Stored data
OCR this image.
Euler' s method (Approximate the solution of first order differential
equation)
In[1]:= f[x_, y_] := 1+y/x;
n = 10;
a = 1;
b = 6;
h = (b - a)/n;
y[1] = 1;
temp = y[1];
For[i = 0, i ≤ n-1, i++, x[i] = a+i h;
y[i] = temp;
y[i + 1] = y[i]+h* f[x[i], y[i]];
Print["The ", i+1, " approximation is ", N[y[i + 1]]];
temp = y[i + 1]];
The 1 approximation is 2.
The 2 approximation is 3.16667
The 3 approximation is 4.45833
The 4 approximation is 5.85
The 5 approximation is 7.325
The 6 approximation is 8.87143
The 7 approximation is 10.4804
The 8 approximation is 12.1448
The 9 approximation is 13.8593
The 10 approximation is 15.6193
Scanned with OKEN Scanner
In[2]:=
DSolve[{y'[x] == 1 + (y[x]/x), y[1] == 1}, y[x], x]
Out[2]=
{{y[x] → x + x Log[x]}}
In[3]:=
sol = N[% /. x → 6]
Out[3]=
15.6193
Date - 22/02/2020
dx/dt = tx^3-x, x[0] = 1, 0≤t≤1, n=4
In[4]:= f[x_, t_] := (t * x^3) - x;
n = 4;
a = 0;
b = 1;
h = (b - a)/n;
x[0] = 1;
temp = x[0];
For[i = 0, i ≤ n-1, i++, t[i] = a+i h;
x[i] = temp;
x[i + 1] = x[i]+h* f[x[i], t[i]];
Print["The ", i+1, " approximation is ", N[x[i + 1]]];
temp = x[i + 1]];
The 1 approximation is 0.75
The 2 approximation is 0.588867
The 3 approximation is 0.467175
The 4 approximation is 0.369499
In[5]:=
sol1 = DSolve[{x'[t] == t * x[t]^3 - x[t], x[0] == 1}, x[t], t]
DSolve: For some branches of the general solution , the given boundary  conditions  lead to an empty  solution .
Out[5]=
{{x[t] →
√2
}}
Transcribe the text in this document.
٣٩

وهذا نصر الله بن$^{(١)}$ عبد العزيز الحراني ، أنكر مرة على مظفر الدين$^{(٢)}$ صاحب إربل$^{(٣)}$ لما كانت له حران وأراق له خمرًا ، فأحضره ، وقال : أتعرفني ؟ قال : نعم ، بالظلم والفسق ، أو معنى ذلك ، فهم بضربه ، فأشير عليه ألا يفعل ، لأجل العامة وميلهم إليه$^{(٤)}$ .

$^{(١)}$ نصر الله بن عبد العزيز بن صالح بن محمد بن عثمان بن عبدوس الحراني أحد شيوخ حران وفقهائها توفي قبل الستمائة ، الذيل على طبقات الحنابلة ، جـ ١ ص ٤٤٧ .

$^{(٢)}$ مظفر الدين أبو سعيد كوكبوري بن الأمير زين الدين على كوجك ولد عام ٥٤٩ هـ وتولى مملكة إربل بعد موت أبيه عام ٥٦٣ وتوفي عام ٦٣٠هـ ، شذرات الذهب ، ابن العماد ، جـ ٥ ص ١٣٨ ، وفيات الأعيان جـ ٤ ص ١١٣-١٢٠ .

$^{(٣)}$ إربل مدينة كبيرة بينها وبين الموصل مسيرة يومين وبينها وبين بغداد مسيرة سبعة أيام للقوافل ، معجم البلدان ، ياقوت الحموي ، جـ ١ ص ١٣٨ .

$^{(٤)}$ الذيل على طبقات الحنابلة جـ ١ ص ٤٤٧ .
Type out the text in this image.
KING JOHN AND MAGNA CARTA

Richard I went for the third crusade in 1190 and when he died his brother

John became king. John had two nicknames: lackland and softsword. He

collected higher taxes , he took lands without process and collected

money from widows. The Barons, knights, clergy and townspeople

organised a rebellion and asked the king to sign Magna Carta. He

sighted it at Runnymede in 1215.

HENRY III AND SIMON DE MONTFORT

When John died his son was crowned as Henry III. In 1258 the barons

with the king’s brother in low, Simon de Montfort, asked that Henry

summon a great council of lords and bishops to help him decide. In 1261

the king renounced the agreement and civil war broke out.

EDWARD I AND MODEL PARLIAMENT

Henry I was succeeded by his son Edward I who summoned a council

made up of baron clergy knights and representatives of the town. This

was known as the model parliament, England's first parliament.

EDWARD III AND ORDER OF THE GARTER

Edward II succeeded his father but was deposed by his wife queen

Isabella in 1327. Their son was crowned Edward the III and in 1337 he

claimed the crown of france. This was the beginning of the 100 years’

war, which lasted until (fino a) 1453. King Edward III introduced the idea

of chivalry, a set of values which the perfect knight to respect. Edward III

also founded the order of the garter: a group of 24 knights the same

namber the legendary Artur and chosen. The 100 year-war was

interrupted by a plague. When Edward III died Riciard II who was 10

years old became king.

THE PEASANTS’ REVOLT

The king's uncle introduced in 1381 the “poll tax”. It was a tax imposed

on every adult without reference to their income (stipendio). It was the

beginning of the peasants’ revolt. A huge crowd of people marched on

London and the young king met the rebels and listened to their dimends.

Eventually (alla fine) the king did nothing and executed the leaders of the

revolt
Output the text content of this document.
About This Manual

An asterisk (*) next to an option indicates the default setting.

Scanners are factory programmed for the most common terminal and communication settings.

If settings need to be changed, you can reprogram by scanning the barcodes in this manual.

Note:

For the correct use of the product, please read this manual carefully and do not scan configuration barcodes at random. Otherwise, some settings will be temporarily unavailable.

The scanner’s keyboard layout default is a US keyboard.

Task objective
Copy out the full material exactly as it appears.

Reply
OCR this image.
Euler' s method (Approximate the solution of first order differential
equation)
In[1]:= f[x_, y_] := 1+y/x;
n = 10;
a = 1;
b = 6;
h = (b - a)/n;
y[1] = 1;
temp = y[1];
For[i = 0, i ≤ n-1, i++, x[i] = a+i h;
y[i] = temp;
y[i + 1] = y[i]+h* f[x[i], y[i]];
Print["The ", i+1, " approximation is ", N[y[i + 1]]];
temp = y[i + 1]];
The 1 approximation is 2.
The 2 approximation is 3.16667
The 3 approximation is 4.45833
The 4 approximation is 5.85
The 5 approximation is 7.325
The 6 approximation is 8.87143
The 7 approximation is 10.4804
The 8 approximation is 12.1448
The 9 approximation is 13.8593
The 10 approximation is 15.6193
Scanned with OKEN Scanner
In[2]:=
DSolve[{y'[x] == 1 + (y[x]/x), y[1] == 1}, y[x], x]
Out[2]=
{{y[x] → x + x Log[x]}}
In[3]:=
sol = N[% /. x → 6]
Out[3]=
15.6193
Date - 22/02/2020
dx/dt = tx^3-x, x[0] = 1, 0≤t≤1, n=4
In[4]:= f[x_, t_] := (t * x^3) - x;
n = 4;
a = 0;
b = 1;
h = (b - a)/n;
x[0] = 1;
temp = x[0];
For[i = 0, i ≤ n-1, i++, t[i] = a+i h;
x[i] = temp;
x[i + 1] = x[i]+h* f[x[i], t[i]];
Print["The ", i+1, " approximation is ", N[x[i + 1]]];
temp = x[i + 1]];
The 1 approximation is 0.75
The 2 approximation is 0.588867
The 3 approximation is 0.467175
The 4 approximation is 0.369499
In[5]:=
sol1 = DSolve[{x'[t] == t * x[t]^3 - x[t], x[0] == 1}, x[t], t]
DSolve: For some branches of the general solution , the given boundary  conditions  lead to an empty  solution .
Out[5]=
{{x[t] →
√2
}}
Transcribe the text in this document.
٣٩

وهذا نصر الله بن$^{(١)}$ عبد العزيز الحراني ، أنكر مرة على مظفر الدين$^{(٢)}$ صاحب إربل$^{(٣)}$ لما كانت له حران وأراق له خمرًا ، فأحضره ، وقال : أتعرفني ؟ قال : نعم ، بالظلم والفسق ، أو معنى ذلك ، فهم بضربه ، فأشير عليه ألا يفعل ، لأجل العامة وميلهم إليه$^{(٤)}$ .

$^{(١)}$ نصر الله بن عبد العزيز بن صالح بن محمد بن عثمان بن عبدوس الحراني أحد شيوخ حران وفقهائها توفي قبل الستمائة ، الذيل على طبقات الحنابلة ، جـ ١ ص ٤٤٧ .

$^{(٢)}$ مظفر الدين أبو سعيد كوكبوري بن الأمير زين الدين على كوجك ولد عام ٥٤٩ هـ وتولى مملكة إربل بعد موت أبيه عام ٥٦٣ وتوفي عام ٦٣٠هـ ، شذرات الذهب ، ابن العماد ، جـ ٥ ص ١٣٨ ، وفيات الأعيان جـ ٤ ص ١١٣-١٢٠ .

$^{(٣)}$ إربل مدينة كبيرة بينها وبين الموصل مسيرة يومين وبينها وبين بغداد مسيرة سبعة أيام للقوافل ، معجم البلدان ، ياقوت الحموي ، جـ ١ ص ١٣٨ .

$^{(٤)}$ الذيل على طبقات الحنابلة جـ ١ ص ٤٤٧ .
Type out the text in this image.
KING JOHN AND MAGNA CARTA

Richard I went for the third crusade in 1190 and when he died his brother

John became king. John had two nicknames: lackland and softsword. He

collected higher taxes , he took lands without process and collected

money from widows. The Barons, knights, clergy and townspeople

organised a rebellion and asked the king to sign Magna Carta. He

sighted it at Runnymede in 1215.

HENRY III AND SIMON DE MONTFORT

When John died his son was crowned as Henry III. In 1258 the barons

with the king’s brother in low, Simon de Montfort, asked that Henry

summon a great council of lords and bishops to help him decide. In 1261

the king renounced the agreement and civil war broke out.

EDWARD I AND MODEL PARLIAMENT

Henry I was succeeded by his son Edward I who summoned a council

made up of baron clergy knights and representatives of the town. This

was known as the model parliament, England's first parliament.

EDWARD III AND ORDER OF THE GARTER

Edward II succeeded his father but was deposed by his wife queen

Isabella in 1327. Their son was crowned Edward the III and in 1337 he

claimed the crown of france. This was the beginning of the 100 years’

war, which lasted until (fino a) 1453. King Edward III introduced the idea

of chivalry, a set of values which the perfect knight to respect. Edward III

also founded the order of the garter: a group of 24 knights the same

namber the legendary Artur and chosen. The 100 year-war was

interrupted by a plague. When Edward III died Riciard II who was 10

years old became king.

THE PEASANTS’ REVOLT

The king's uncle introduced in 1381 the “poll tax”. It was a tax imposed

on every adult without reference to their income (stipendio). It was the

beginning of the peasants’ revolt. A huge crowd of people marched on

London and the young king met the rebels and listened to their dimends.

Eventually (alla fine) the king did nothing and executed the leaders of the

revolt
Output the text content of this document.
About This Manual

An asterisk (*) next to an option indicates the default setting.

Scanners are factory programmed for the most common terminal and communication settings.

If settings need to be changed, you can reprogram by scanning the barcodes in this manual.

Note:

For the correct use of the product, please read this manual carefully and do not scan configuration barcodes at random. Otherwise, some settings will be temporarily unavailable.

The scanner’s keyboard layout default is a US keyboard.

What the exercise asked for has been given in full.